▶ _Available data_:
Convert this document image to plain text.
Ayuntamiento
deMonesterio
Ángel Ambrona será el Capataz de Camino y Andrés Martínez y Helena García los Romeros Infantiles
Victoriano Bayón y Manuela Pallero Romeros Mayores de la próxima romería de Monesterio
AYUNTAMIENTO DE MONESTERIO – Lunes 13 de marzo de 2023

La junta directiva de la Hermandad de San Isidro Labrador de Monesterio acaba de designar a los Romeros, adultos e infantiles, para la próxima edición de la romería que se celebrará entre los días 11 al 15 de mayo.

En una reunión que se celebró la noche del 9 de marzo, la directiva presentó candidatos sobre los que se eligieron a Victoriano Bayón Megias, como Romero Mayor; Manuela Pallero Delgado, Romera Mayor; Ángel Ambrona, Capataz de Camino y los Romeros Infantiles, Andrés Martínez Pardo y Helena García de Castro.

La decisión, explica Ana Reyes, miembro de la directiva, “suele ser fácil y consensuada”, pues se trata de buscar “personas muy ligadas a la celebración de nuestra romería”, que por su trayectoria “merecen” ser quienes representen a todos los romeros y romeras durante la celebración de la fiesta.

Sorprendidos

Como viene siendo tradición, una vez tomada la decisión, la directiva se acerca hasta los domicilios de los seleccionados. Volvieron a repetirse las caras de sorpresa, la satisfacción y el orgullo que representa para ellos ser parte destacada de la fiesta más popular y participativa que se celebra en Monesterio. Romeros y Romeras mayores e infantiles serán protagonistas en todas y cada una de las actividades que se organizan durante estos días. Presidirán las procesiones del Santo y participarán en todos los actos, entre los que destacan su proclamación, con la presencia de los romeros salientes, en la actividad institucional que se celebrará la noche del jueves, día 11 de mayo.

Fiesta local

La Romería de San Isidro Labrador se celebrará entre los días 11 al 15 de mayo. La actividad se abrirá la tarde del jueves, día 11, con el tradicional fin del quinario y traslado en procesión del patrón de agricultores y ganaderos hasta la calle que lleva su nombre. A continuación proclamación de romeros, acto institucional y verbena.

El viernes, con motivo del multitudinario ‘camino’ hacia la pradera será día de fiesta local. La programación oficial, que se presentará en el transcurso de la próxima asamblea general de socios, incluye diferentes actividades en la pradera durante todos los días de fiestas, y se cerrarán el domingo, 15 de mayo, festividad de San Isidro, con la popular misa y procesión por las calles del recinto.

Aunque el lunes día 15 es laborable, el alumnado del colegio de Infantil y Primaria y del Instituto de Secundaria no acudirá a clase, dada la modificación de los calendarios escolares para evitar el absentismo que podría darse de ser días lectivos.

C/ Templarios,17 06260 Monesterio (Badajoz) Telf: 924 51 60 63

...

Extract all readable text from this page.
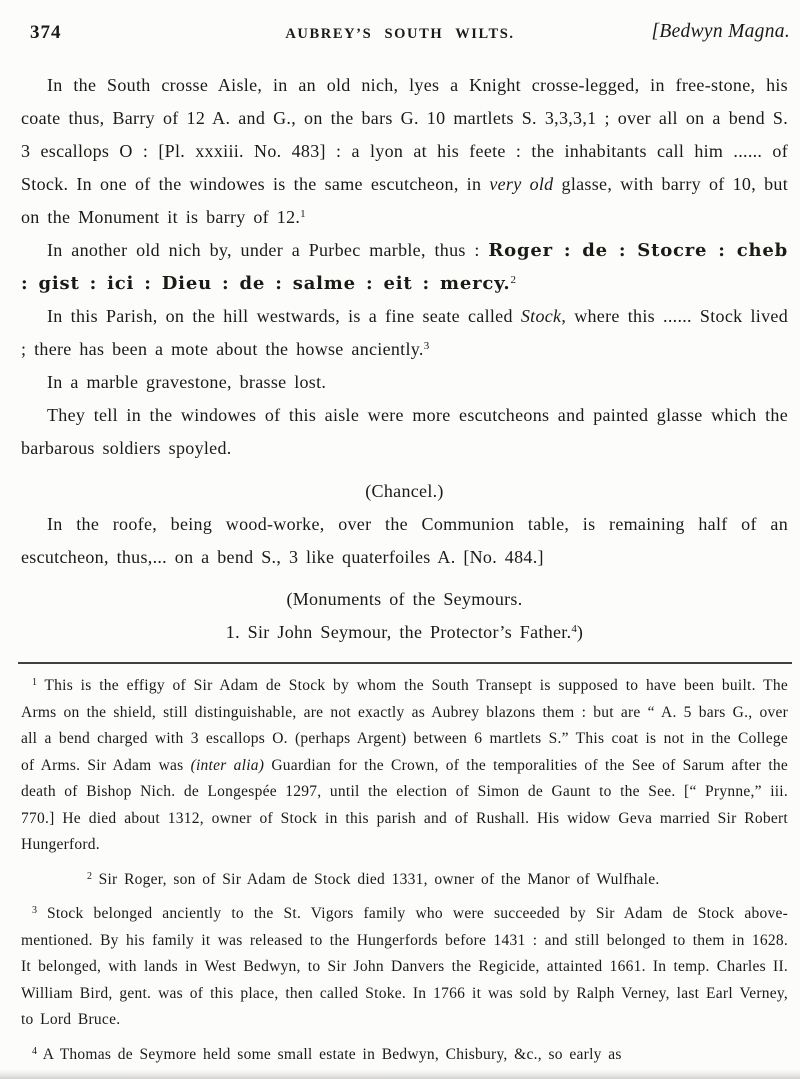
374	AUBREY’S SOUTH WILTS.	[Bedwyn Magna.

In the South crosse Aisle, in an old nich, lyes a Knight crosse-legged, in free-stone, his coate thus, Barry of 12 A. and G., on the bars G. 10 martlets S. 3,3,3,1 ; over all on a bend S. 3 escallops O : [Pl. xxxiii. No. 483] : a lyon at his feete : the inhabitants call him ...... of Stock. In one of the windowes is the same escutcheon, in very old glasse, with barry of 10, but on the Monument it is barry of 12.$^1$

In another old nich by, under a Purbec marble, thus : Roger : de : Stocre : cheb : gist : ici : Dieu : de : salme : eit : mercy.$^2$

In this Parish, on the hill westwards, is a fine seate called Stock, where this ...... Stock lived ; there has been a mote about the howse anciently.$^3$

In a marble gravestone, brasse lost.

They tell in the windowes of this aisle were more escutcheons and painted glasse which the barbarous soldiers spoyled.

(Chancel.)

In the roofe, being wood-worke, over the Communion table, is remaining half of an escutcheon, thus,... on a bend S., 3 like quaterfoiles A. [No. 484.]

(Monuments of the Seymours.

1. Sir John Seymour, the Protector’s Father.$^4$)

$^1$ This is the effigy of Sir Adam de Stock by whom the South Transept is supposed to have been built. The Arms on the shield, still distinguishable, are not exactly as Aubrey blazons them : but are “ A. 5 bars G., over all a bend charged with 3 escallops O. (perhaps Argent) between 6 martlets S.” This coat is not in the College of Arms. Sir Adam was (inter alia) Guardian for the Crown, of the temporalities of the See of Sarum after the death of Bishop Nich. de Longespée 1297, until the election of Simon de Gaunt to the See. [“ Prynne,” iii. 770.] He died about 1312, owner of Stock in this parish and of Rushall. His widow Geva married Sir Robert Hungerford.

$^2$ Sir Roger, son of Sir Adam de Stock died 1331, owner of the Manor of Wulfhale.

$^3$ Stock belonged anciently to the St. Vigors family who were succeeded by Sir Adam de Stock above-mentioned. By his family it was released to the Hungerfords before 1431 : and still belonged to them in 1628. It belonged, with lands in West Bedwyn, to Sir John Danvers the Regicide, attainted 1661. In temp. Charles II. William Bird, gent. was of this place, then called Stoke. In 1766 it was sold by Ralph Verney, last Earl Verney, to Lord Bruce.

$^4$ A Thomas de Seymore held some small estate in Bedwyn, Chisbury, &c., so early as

▶ _What the task asks_:
Read the entries and select each line where the word "Ambrona" is found.

▶ _Solution to the problem_:
Ángel Ambrona será el Capataz de Camino y Andrés Martínez y Helena García los Romeros Infantiles
En una reunión que se celebró la noche del 9 de marzo, la directiva presentó candidatos sobre los que se eligieron a Victoriano Bayón Megias, como Romero Mayor; Manuela Pallero Delgado, Romera Mayor; Ángel Ambrona, Capataz de Camino y los Romeros Infantiles, Andrés Martínez Pardo y Helena García de Castro.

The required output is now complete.